-- OBJECTIVE --
Tell how many lines in these records contain the string "HIGH", with only the number as the reply.

[Saved entries]
^^^^

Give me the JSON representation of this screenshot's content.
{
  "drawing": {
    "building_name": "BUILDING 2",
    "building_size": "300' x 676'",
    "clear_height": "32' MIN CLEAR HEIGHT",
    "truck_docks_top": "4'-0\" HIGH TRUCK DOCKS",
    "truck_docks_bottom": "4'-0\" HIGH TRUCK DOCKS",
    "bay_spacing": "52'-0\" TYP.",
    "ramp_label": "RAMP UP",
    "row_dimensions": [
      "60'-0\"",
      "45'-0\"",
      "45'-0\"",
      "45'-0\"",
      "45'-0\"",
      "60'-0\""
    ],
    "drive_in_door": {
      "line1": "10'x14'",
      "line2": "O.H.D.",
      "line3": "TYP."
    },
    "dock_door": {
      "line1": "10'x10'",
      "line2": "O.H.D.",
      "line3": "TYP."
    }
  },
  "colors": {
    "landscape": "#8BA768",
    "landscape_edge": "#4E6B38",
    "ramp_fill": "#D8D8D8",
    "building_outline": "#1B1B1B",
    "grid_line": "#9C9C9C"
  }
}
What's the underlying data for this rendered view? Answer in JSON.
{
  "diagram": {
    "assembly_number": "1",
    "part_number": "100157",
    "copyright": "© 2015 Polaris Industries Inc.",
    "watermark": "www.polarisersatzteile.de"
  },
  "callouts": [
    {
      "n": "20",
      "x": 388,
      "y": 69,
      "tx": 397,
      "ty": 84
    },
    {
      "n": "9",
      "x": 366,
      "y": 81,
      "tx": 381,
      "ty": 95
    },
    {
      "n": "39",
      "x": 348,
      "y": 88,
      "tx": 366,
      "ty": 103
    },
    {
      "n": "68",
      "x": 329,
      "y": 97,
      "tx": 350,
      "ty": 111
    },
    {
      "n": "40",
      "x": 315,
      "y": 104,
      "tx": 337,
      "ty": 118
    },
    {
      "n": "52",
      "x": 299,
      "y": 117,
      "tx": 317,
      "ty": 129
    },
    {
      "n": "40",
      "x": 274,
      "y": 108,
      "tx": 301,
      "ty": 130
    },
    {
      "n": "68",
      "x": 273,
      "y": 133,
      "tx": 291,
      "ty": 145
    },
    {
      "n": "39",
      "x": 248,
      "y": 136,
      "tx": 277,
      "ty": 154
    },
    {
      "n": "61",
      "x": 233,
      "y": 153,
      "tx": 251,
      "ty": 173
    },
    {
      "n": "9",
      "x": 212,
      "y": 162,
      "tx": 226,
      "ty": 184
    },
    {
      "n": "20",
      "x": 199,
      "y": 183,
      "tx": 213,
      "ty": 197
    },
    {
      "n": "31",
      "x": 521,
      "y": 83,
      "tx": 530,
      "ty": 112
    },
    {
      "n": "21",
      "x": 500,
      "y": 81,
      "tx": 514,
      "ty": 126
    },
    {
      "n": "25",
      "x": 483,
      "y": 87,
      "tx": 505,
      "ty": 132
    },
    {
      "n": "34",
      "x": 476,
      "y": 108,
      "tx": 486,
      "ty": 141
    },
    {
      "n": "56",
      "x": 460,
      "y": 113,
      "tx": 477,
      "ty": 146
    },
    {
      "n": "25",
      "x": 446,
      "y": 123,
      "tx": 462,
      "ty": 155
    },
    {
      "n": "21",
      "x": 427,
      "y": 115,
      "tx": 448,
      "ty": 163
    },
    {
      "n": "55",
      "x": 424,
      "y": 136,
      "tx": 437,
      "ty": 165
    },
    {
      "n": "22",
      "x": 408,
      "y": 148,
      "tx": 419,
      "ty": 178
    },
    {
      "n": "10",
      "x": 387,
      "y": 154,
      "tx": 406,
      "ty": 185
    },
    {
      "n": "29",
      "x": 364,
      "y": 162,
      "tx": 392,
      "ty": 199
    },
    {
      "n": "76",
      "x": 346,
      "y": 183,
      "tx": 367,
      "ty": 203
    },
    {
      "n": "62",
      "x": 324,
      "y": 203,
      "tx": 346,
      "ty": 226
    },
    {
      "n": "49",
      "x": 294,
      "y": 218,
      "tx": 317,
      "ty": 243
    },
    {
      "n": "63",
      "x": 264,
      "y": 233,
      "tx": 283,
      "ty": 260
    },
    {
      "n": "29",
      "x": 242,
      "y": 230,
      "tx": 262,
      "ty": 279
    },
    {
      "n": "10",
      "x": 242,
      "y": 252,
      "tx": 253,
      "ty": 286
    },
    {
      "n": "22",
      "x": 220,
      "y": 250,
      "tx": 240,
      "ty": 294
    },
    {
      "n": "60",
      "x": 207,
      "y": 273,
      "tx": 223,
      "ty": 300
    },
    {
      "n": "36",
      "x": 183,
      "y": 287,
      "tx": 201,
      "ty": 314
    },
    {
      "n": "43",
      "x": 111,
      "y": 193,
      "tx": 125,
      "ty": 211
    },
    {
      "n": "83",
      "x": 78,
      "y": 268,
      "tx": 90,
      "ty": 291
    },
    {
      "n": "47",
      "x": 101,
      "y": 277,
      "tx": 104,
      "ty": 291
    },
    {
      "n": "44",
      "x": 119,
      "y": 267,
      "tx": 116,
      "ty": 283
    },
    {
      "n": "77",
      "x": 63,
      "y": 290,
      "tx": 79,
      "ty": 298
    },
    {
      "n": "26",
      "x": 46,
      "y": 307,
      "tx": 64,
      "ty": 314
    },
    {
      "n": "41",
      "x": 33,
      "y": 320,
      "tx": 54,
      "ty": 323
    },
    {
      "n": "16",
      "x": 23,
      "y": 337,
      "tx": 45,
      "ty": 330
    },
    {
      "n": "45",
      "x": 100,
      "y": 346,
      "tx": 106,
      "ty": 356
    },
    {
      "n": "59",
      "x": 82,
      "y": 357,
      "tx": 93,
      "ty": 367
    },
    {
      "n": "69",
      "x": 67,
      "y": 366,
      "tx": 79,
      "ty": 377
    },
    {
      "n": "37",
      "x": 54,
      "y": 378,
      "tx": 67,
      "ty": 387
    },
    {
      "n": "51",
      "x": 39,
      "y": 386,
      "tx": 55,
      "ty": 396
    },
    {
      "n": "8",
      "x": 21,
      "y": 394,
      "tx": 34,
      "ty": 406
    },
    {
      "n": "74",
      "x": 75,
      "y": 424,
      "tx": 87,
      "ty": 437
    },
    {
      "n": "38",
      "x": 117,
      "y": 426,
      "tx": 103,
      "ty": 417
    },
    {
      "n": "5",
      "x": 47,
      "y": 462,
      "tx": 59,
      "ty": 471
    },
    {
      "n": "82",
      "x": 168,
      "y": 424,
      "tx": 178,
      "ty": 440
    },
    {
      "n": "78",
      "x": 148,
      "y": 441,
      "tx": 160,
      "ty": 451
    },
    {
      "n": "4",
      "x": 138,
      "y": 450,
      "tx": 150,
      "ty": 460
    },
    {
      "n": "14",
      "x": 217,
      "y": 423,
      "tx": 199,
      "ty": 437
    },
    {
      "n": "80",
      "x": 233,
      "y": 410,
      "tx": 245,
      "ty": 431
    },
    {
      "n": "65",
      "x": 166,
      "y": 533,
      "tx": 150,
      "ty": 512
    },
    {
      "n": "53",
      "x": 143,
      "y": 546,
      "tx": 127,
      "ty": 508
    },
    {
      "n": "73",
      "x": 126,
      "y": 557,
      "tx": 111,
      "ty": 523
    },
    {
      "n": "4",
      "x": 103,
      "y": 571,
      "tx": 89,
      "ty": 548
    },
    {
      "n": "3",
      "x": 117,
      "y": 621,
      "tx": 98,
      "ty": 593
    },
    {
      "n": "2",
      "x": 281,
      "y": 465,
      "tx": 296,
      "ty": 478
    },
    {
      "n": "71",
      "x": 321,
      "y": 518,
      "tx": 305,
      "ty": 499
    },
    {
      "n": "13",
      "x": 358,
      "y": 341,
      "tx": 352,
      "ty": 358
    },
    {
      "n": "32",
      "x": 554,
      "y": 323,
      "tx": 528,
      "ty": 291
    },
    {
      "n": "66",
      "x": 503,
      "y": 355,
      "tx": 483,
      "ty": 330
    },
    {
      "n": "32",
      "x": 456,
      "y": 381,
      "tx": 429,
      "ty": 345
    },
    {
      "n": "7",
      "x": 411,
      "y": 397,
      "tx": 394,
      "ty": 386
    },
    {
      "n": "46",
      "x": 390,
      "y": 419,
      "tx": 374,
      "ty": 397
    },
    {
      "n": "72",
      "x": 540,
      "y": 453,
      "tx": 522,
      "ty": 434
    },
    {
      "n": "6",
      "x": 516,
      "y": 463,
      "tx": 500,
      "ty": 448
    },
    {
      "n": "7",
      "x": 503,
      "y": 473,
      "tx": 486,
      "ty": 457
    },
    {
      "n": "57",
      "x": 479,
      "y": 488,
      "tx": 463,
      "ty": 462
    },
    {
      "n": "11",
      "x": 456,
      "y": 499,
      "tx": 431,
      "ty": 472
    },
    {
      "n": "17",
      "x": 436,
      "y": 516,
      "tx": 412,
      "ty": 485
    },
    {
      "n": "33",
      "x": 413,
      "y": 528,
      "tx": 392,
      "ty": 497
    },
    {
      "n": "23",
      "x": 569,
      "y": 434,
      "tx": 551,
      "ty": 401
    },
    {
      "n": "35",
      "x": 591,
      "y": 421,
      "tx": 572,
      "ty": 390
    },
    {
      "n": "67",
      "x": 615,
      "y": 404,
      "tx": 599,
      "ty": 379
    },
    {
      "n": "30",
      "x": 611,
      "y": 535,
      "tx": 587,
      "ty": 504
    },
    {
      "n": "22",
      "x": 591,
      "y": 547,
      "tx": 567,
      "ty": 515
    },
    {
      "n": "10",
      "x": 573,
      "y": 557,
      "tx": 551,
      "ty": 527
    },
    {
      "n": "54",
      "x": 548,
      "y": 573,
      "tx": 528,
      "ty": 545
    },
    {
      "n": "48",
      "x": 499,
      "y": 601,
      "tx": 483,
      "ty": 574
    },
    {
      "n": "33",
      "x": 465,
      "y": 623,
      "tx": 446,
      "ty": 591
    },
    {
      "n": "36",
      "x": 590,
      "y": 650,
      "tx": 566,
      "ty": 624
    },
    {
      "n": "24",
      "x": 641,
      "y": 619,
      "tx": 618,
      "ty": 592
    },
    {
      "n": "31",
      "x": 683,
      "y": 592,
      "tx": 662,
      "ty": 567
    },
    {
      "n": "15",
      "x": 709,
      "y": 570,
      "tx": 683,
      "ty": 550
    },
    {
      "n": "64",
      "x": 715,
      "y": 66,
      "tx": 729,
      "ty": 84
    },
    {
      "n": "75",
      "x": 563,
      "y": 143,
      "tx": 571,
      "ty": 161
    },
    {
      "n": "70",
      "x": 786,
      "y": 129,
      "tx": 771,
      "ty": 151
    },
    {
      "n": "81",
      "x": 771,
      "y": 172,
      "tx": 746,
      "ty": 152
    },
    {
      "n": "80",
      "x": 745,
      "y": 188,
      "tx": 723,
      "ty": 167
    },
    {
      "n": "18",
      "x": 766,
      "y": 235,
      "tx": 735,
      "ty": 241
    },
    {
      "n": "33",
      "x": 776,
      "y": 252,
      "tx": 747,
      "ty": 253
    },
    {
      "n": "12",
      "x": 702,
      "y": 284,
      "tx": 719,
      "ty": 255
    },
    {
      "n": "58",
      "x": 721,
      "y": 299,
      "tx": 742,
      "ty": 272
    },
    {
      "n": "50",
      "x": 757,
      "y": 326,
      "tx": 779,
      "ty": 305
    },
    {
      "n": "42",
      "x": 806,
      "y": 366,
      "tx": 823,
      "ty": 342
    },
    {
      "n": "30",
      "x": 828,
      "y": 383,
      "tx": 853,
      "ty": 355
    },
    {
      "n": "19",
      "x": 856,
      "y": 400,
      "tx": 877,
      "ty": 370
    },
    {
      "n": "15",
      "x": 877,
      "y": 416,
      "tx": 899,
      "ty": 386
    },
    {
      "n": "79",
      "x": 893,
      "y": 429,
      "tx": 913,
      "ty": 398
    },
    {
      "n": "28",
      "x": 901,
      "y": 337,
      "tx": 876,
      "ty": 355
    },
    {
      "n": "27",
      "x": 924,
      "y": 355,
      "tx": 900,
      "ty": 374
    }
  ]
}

^^^^

-- COMPLETE ANSWER --
2